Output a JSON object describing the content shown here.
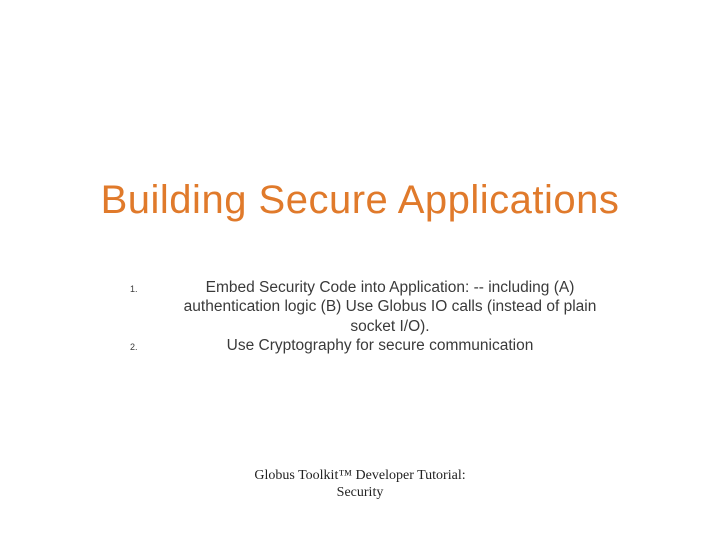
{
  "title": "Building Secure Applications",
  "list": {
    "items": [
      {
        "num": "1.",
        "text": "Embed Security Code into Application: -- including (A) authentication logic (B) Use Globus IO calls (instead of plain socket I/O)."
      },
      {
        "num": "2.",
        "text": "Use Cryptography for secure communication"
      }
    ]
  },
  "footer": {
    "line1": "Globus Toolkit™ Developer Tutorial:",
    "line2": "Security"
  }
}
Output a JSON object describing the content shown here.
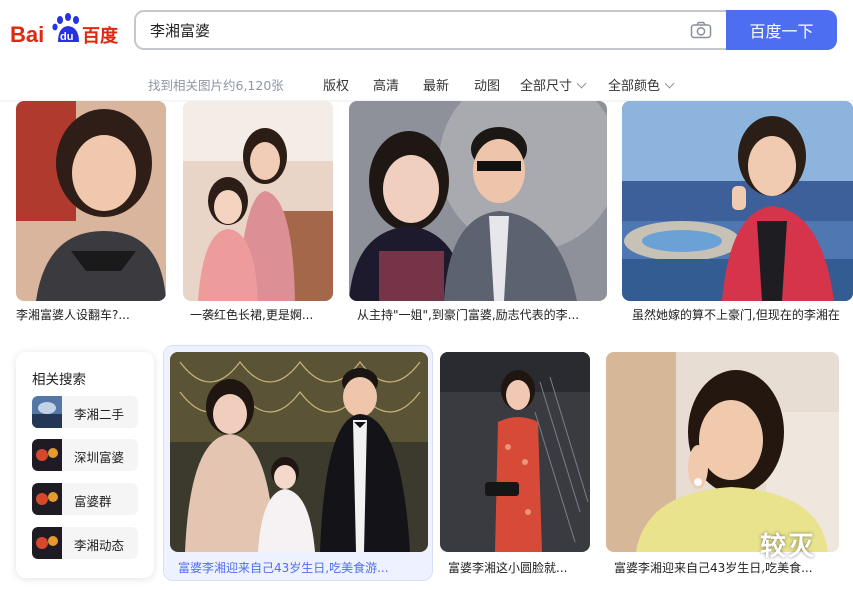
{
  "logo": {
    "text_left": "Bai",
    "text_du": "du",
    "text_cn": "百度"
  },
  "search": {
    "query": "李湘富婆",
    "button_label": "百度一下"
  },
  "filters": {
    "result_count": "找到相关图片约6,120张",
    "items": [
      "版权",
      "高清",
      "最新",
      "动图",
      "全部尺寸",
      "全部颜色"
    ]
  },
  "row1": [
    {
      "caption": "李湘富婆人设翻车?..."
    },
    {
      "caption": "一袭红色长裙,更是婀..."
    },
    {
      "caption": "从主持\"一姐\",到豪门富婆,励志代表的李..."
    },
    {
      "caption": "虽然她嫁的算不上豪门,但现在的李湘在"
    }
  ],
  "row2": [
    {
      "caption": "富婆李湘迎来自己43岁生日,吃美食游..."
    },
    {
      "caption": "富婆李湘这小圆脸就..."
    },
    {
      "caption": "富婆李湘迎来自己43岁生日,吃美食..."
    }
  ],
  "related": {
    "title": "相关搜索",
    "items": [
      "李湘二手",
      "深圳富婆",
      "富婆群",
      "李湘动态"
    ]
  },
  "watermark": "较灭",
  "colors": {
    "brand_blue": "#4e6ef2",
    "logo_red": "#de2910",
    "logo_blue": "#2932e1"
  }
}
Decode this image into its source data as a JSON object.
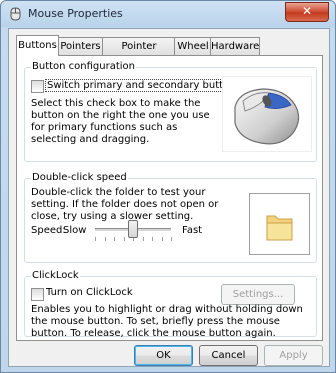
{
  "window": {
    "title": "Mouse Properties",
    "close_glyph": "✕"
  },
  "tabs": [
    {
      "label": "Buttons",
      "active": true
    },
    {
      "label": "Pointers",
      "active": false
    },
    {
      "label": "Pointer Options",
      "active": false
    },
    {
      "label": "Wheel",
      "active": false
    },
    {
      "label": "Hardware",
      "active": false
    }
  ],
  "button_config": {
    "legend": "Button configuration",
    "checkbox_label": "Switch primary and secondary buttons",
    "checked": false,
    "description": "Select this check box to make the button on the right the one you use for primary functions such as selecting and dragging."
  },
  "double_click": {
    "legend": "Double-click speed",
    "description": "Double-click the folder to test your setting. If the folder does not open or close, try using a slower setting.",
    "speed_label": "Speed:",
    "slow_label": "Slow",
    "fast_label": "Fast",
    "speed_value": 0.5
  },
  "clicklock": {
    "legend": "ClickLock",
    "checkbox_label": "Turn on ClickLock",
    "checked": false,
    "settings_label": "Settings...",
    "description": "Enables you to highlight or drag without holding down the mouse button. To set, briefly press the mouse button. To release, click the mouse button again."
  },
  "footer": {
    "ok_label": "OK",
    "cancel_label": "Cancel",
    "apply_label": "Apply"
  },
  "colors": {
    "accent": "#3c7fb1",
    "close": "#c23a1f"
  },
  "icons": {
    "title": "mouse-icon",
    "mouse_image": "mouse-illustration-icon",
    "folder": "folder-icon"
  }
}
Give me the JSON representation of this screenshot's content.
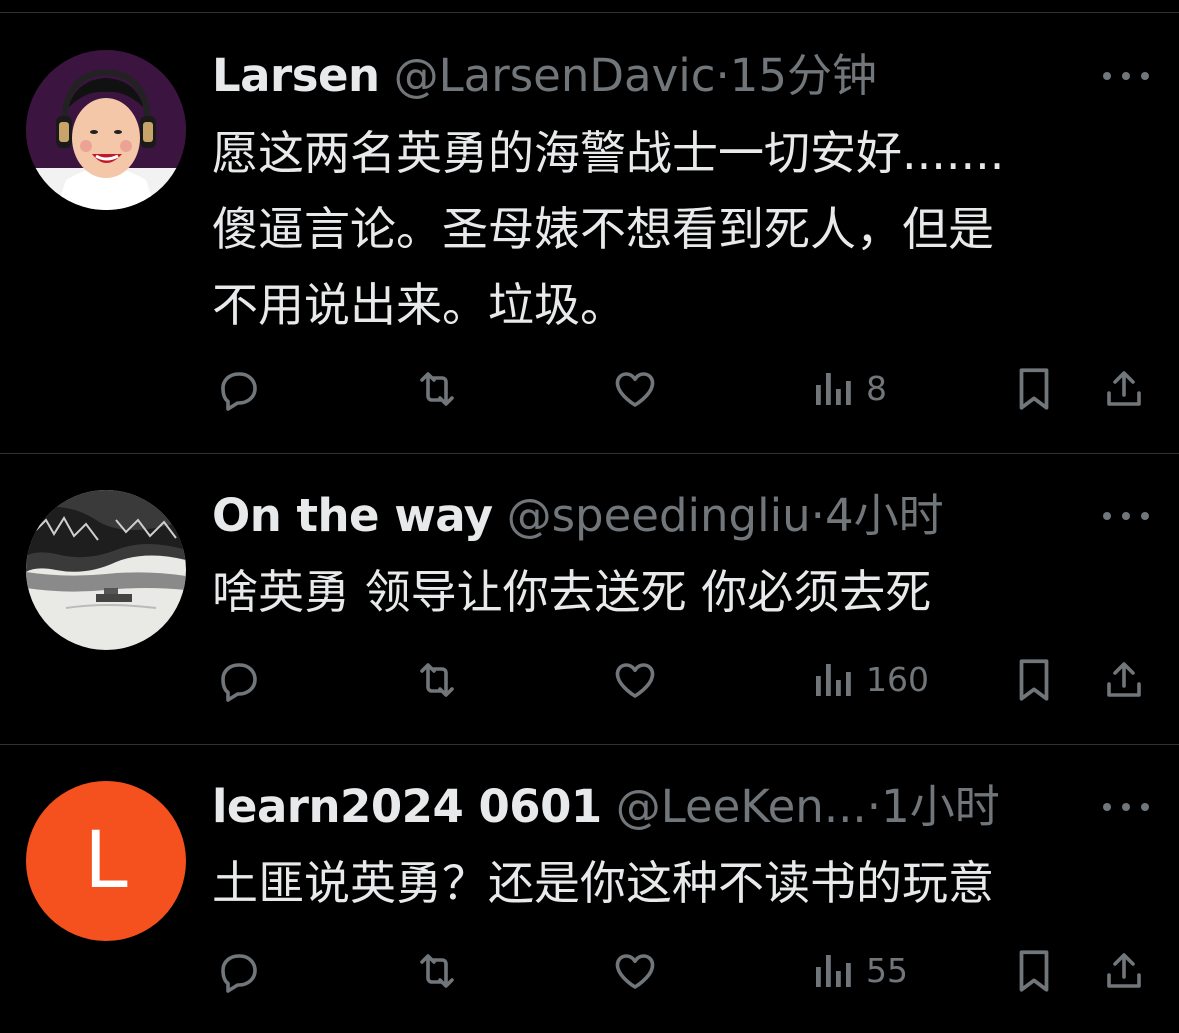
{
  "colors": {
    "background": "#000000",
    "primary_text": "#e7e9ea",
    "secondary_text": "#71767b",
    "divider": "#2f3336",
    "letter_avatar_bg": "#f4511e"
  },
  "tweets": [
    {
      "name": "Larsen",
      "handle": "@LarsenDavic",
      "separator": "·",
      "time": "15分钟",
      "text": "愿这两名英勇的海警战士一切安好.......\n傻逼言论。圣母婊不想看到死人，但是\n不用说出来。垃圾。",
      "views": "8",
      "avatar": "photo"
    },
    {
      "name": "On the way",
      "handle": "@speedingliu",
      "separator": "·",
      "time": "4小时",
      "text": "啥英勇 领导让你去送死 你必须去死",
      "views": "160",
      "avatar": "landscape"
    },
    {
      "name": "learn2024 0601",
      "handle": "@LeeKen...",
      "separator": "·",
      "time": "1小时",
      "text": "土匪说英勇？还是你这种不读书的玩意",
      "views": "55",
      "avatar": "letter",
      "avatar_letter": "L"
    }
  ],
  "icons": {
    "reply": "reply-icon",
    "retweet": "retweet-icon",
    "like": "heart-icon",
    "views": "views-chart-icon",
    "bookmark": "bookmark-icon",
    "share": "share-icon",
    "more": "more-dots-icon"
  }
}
▬▬▬▬▬▬▬▬▬▬
* [Exercise description] From the entries above, collect every line with the string "Globus" in it.

* [Output]
        "text": "Embed Security Code into Application: -- including (A) authentication logic (B) Use Globus IO calls (instead of plain socket I/O)."
    "line1": "Globus Toolkit™ Developer Tutorial:",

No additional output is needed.